— start of Input for this task —

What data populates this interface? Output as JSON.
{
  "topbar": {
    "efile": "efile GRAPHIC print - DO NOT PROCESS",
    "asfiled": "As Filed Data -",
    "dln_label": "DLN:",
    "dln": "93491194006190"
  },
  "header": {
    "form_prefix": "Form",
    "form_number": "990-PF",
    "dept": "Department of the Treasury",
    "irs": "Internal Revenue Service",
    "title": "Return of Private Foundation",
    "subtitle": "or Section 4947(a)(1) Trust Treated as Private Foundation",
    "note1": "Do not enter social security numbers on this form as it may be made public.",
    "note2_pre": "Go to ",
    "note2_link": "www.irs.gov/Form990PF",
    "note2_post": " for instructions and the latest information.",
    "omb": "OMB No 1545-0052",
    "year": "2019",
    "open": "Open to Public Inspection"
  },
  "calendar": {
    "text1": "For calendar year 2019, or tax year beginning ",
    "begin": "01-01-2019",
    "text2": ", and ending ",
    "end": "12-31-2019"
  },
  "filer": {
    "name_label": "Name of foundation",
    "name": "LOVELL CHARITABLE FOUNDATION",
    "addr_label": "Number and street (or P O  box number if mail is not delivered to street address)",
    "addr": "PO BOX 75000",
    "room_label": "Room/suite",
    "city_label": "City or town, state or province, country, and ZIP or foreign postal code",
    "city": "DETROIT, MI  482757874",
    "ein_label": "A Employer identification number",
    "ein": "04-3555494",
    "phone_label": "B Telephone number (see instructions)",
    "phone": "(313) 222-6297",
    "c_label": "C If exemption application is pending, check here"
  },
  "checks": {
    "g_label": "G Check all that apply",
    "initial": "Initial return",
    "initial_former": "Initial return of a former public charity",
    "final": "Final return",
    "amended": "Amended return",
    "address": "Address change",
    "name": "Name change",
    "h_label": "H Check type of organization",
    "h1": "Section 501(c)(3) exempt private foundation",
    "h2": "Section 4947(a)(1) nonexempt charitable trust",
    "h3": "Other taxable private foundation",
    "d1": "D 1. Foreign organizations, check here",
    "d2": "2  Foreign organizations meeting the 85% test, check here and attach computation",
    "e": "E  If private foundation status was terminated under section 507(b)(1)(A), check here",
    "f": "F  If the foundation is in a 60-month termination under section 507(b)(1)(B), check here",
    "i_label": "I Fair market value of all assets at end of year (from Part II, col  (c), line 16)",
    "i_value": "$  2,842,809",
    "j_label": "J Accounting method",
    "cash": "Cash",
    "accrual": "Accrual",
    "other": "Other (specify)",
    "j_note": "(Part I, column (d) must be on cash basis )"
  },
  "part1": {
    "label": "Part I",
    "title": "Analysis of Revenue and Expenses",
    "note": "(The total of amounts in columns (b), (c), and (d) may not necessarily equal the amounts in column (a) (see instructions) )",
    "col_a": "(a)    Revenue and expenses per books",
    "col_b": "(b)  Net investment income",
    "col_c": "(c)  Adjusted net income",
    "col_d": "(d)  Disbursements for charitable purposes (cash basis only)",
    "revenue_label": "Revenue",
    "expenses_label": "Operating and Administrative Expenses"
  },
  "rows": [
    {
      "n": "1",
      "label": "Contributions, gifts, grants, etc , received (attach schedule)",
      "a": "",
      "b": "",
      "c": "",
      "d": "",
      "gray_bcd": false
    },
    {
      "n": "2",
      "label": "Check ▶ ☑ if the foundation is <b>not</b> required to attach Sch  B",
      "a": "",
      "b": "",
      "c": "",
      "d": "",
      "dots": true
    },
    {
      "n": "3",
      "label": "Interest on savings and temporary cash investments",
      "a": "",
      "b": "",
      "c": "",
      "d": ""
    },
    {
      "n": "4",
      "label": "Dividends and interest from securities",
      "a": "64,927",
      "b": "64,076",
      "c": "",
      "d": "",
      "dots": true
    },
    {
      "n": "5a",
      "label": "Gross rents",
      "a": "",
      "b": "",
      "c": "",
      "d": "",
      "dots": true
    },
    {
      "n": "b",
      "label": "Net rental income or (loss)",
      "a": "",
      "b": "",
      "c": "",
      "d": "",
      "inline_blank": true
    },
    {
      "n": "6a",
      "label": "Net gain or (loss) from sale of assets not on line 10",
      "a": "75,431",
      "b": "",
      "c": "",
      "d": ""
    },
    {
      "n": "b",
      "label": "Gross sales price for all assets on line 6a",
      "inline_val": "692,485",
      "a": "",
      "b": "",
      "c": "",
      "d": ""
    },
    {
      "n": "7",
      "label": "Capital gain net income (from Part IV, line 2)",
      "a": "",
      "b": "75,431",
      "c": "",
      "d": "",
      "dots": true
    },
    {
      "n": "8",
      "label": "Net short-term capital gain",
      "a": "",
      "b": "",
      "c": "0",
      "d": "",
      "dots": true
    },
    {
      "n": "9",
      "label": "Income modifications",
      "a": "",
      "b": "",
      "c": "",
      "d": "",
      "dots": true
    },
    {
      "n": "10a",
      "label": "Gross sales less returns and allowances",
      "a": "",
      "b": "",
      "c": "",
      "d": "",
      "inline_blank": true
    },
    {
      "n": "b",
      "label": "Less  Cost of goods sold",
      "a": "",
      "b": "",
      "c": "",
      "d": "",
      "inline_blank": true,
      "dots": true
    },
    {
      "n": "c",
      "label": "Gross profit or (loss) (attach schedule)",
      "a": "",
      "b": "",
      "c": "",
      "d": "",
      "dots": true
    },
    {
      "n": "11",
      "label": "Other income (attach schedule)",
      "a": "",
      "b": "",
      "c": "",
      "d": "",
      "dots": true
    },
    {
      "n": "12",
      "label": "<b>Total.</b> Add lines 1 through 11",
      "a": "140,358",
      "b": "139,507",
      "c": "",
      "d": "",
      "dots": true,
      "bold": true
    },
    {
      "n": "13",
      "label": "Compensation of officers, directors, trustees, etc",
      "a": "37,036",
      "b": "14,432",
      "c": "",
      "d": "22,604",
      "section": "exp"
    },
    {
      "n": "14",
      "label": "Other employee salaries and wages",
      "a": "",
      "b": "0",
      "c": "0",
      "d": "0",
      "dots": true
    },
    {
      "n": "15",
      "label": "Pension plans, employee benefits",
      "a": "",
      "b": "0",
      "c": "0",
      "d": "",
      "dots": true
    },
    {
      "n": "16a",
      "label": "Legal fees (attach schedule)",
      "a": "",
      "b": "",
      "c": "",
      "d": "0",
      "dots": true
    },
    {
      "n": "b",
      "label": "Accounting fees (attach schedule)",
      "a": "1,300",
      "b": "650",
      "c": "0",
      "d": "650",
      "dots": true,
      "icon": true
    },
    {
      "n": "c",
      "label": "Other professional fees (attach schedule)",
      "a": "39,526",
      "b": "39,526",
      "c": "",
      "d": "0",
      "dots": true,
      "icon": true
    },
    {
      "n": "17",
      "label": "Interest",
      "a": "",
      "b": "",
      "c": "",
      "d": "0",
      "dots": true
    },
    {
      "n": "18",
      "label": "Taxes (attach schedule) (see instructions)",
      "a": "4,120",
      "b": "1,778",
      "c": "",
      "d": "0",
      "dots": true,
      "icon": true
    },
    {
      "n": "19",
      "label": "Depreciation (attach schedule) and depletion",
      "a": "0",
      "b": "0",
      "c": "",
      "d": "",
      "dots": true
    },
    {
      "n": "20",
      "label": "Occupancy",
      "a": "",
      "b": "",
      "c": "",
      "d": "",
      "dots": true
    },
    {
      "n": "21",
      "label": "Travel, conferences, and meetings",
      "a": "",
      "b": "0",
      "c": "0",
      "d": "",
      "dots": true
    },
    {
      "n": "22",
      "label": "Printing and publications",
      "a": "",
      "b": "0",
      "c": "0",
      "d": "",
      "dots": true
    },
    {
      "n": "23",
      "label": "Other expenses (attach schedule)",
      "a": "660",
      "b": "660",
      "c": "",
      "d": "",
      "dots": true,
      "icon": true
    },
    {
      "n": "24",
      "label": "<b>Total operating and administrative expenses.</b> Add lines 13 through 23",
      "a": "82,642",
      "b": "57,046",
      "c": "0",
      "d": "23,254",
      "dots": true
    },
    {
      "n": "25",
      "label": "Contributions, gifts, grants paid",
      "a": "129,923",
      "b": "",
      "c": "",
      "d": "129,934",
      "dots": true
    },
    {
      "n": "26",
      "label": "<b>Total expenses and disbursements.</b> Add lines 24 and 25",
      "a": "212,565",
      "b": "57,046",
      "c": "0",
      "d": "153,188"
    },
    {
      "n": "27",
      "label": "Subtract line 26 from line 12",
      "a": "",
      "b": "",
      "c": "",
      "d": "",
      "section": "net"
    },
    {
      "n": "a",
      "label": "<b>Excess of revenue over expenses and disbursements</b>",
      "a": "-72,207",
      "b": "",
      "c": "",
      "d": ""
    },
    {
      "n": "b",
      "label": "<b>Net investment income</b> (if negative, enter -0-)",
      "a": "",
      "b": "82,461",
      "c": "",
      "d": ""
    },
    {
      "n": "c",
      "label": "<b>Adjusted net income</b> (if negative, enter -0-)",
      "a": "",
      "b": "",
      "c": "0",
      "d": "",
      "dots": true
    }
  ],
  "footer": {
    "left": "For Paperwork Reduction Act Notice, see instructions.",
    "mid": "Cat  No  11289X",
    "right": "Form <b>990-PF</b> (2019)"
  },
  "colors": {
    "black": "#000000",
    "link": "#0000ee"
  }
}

— end of Input for this task —

**Stated task**
Look through the data above. Copy every line with the string "gain" in it.

**Response below**
      "label": "Net gain or (loss) from sale of assets not on line 10",
      "label": "Capital gain net income (from Part IV, line 2)",
      "label": "Net short-term capital gain",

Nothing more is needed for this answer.